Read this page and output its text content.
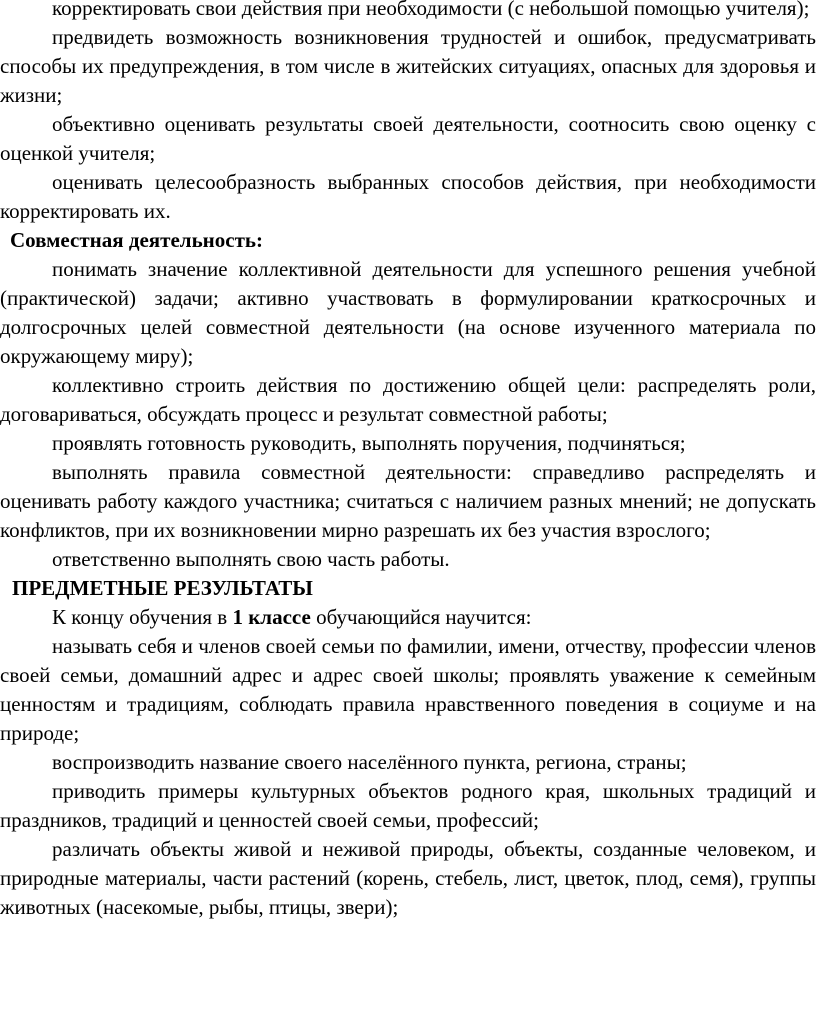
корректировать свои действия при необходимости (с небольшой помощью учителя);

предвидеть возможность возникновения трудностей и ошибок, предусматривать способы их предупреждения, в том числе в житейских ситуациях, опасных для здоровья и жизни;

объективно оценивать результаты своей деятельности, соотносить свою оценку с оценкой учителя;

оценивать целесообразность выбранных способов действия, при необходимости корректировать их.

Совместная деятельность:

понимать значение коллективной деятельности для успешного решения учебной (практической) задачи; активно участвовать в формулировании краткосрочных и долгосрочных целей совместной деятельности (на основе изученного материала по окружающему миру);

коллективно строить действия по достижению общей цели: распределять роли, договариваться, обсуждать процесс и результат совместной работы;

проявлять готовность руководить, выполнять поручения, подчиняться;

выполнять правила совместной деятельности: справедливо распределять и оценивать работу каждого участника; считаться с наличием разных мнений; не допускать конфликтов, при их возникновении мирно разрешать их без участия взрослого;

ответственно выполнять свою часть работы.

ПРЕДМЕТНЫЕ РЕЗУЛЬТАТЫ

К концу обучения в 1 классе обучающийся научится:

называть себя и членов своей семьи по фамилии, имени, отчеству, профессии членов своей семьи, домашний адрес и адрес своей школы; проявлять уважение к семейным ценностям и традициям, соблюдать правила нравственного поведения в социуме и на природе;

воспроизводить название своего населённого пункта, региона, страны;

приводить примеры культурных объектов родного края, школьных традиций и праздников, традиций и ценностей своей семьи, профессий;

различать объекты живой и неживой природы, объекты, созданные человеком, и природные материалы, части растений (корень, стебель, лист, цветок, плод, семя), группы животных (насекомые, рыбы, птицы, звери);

----------

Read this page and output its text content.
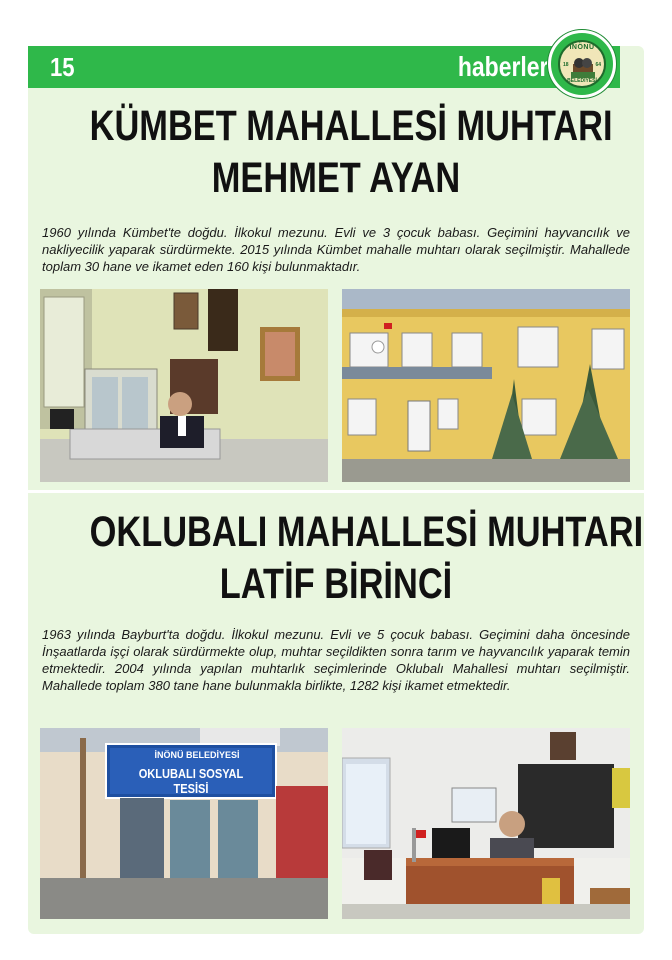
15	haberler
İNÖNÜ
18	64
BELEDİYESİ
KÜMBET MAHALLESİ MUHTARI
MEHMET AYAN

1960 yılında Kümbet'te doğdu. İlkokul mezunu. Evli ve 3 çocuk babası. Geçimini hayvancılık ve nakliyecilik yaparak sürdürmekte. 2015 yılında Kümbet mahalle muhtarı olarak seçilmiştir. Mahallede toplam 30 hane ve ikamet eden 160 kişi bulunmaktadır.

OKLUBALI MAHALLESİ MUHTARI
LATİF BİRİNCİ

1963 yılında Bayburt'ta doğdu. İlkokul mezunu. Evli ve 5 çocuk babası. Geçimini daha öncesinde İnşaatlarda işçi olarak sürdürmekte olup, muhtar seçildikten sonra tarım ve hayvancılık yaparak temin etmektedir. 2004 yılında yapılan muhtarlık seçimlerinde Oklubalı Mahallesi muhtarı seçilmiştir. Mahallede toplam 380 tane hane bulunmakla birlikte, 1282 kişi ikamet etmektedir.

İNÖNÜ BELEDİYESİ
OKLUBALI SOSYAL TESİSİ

----------

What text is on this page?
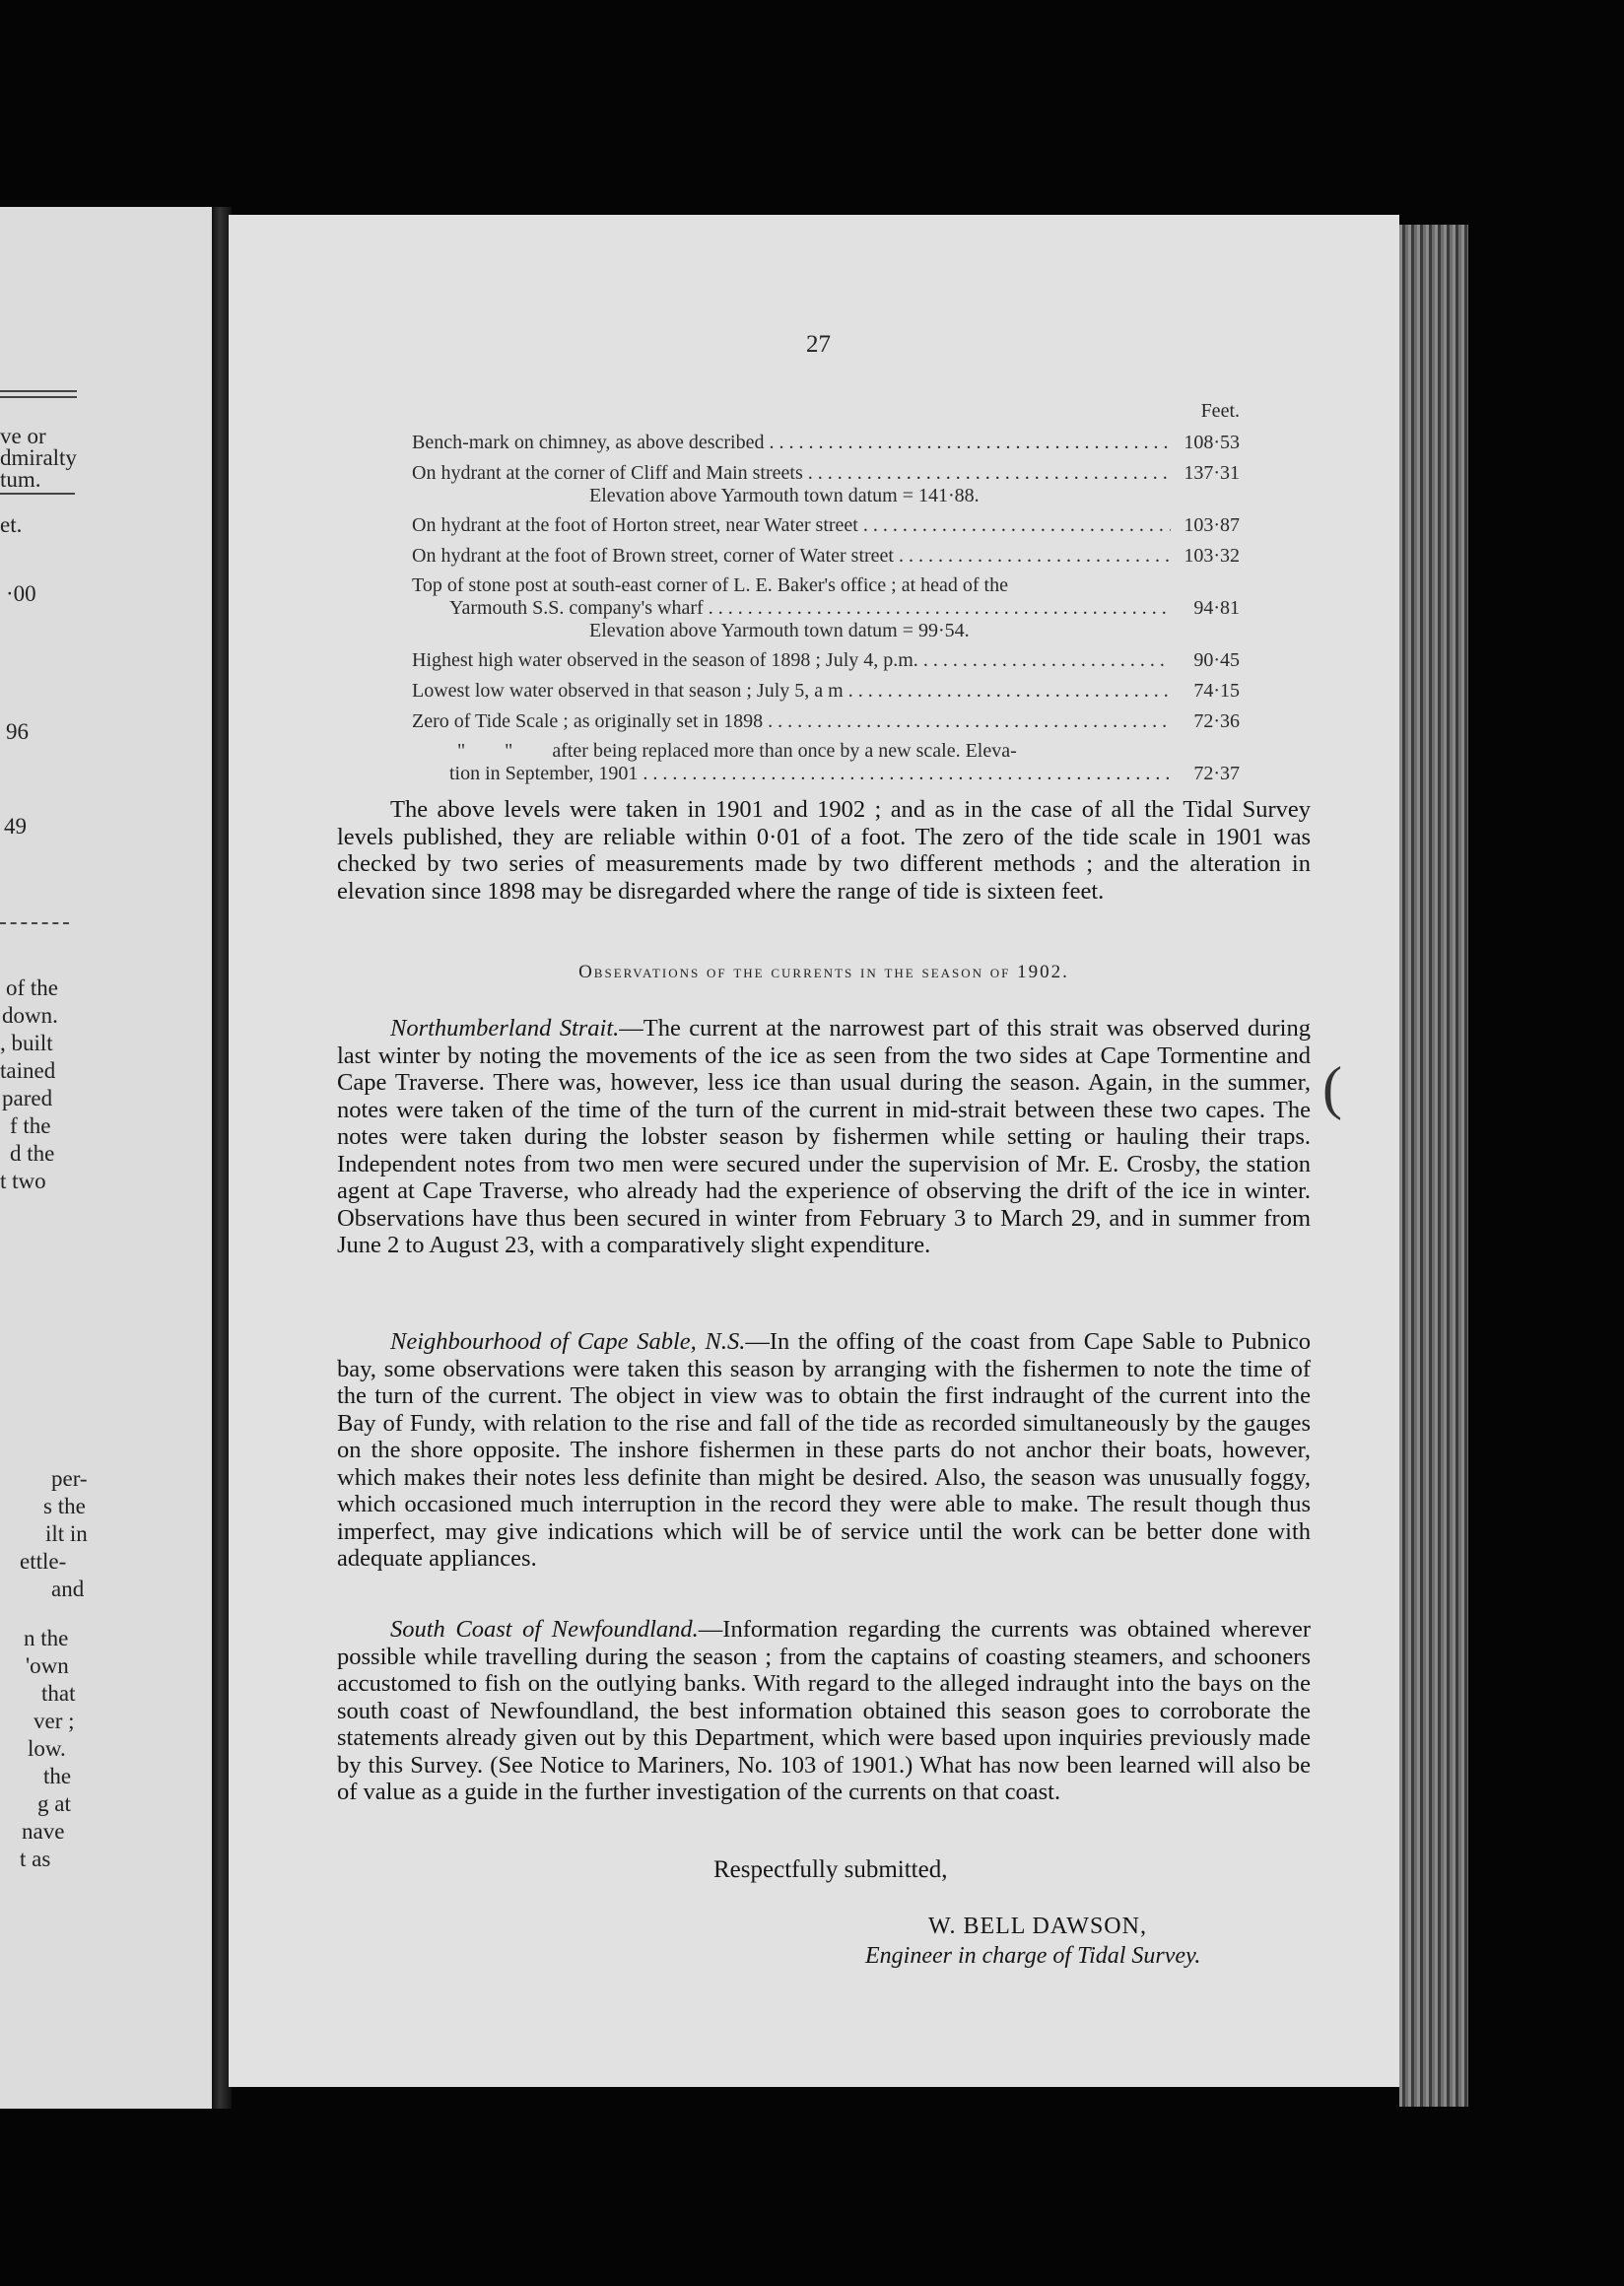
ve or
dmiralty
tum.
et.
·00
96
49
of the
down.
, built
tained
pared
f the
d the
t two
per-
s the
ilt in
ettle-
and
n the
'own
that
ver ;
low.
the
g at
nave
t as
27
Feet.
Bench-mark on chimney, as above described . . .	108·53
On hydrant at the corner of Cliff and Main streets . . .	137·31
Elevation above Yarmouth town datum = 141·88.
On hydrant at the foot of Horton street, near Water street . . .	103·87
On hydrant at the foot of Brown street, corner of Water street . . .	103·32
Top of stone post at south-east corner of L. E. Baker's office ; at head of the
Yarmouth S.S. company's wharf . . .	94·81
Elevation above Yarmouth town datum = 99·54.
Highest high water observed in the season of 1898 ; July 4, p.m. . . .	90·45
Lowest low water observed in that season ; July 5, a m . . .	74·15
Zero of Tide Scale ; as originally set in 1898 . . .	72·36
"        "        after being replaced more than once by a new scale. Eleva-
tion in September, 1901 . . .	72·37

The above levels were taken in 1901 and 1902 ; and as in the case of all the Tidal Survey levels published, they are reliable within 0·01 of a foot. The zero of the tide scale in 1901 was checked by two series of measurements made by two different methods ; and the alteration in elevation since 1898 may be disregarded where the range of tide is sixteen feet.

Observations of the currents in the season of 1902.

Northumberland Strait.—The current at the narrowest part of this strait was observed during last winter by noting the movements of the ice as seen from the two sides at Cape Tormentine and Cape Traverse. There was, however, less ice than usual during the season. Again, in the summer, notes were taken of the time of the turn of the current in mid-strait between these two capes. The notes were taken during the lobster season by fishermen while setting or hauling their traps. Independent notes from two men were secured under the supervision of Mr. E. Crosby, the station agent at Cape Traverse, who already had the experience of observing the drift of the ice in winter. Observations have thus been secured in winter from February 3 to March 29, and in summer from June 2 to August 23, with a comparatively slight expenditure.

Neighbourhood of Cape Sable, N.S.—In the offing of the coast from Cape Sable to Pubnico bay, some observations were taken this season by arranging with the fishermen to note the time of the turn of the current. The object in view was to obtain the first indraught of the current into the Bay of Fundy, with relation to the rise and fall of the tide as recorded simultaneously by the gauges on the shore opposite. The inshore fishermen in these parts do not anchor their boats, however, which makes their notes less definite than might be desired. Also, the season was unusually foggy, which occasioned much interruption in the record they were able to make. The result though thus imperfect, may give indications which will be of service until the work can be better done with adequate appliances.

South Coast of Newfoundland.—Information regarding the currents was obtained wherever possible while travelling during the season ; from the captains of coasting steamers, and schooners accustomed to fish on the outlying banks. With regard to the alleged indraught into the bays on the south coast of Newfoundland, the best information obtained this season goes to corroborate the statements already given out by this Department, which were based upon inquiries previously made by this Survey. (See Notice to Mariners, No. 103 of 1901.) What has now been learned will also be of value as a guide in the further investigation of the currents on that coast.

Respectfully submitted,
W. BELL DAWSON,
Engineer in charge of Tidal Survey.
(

----------

_WORK TO COMPLETE_
Only lines with "yılında" are wanted here; list each of them.

_FULL ANSWER_
1960 yılında Kümbet'te doğdu. İlkokul mezunu. Evli ve 3 çocuk babası. Geçimini hayvancılık ve nakliyecilik yaparak sürdürmekte. 2015 yılında Kümbet mahalle muhtarı olarak seçilmiştir. Mahallede toplam 30 hane ve ikamet eden 160 kişi bulunmaktadır.
1963 yılında Bayburt'ta doğdu. İlkokul mezunu. Evli ve 5 çocuk babası. Geçimini daha öncesinde İnşaatlarda işçi olarak sürdürmekte olup, muhtar seçildikten sonra tarım ve hayvancılık yaparak temin etmektedir. 2004 yılında yapılan muhtarlık seçimlerinde Oklubalı Mahallesi muhtarı seçilmiştir. Mahallede toplam 380 tane hane bulunmakla birlikte, 1282 kişi ikamet etmektedir.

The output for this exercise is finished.